From the entries that follow, extract each line holding the string "likes".

Records
==*==
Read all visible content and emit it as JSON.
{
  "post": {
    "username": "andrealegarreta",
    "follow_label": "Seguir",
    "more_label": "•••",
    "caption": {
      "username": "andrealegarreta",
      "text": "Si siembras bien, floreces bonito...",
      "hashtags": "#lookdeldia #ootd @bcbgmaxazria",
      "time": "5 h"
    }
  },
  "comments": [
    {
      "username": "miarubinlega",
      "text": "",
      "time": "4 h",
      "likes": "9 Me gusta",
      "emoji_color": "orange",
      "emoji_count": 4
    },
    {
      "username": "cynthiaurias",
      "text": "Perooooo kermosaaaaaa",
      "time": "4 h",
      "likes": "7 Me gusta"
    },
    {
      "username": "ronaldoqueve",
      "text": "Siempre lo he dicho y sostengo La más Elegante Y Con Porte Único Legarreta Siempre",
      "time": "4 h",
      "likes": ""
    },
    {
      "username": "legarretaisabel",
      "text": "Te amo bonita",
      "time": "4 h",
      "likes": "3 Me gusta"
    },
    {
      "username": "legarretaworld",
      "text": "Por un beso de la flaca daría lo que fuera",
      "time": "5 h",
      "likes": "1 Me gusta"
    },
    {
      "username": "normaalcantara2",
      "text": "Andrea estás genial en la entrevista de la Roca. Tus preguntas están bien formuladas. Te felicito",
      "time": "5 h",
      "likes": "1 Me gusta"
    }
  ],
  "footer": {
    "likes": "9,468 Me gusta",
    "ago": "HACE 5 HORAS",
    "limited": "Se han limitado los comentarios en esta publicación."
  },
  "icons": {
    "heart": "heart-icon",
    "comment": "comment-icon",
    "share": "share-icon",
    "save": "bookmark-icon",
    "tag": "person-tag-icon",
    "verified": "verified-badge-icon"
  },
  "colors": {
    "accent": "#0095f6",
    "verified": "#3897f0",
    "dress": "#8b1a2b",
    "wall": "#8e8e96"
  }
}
==*==
> **The solution**:
      "likes": "9 Me gusta",
      "likes": "7 Me gusta"
      "likes": ""
      "likes": "3 Me gusta"
      "likes": "1 Me gusta"
      "likes": "1 Me gusta"
    "likes": "9,468 Me gusta",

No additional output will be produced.